→ **MATERIAL TO PROCESS**
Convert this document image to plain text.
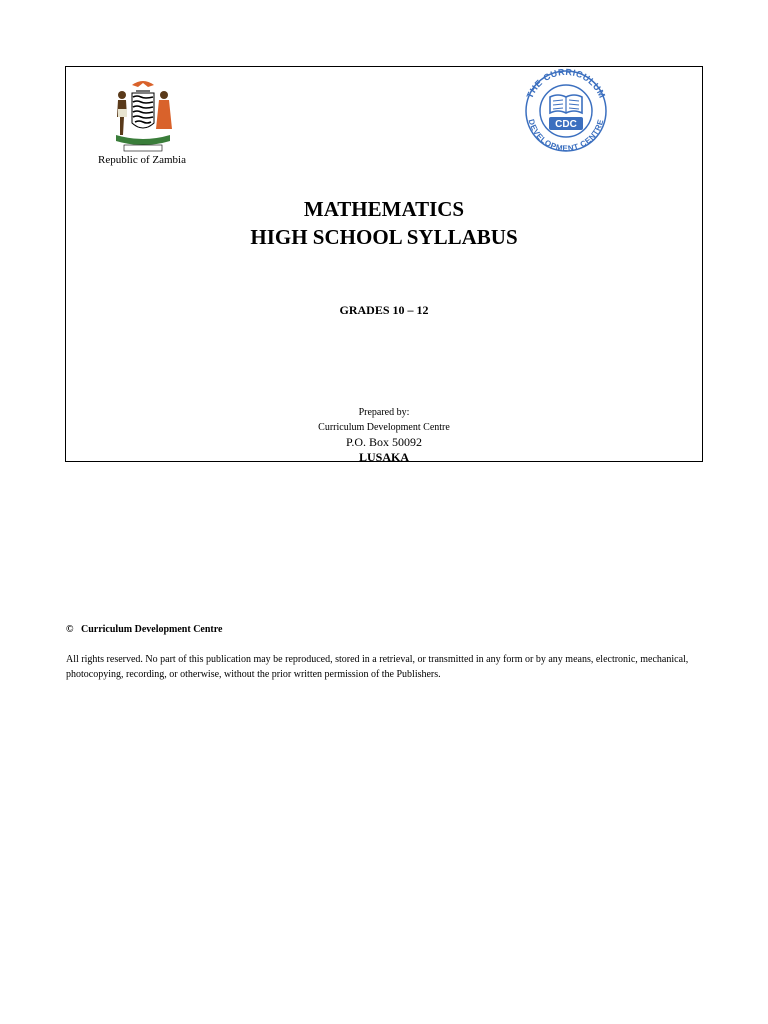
Republic of Zambia
THE CURRICULUM
DEVELOPMENT CENTRE
CDC
MATHEMATICS
HIGH SCHOOL SYLLABUS
GRADES 10 – 12
Prepared by:
Curriculum Development Centre
P.O. Box 50092
LUSAKA
© Curriculum Development Centre
All rights reserved. No part of this publication may be reproduced, stored in a retrieval, or transmitted in any form or by any means, electronic, mechanical, photocopying, recording, or otherwise, without the prior written permission of the Publishers.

→ **THE TASK**
Using the data above, write out every line exactly, leaving the images behind.

→ **ANSWER FOR THE TASK**
Convert this document image to plain text.
Republic of Zambia
THE CURRICULUM
DEVELOPMENT CENTRE
CDC
MATHEMATICS
HIGH SCHOOL SYLLABUS
GRADES 10 – 12
Prepared by:
Curriculum Development Centre
P.O. Box 50092
LUSAKA
© Curriculum Development Centre
All rights reserved. No part of this publication may be reproduced, stored in a retrieval, or transmitted in any form or by any means, electronic, mechanical, photocopying, recording, or otherwise, without the prior written permission of the Publishers.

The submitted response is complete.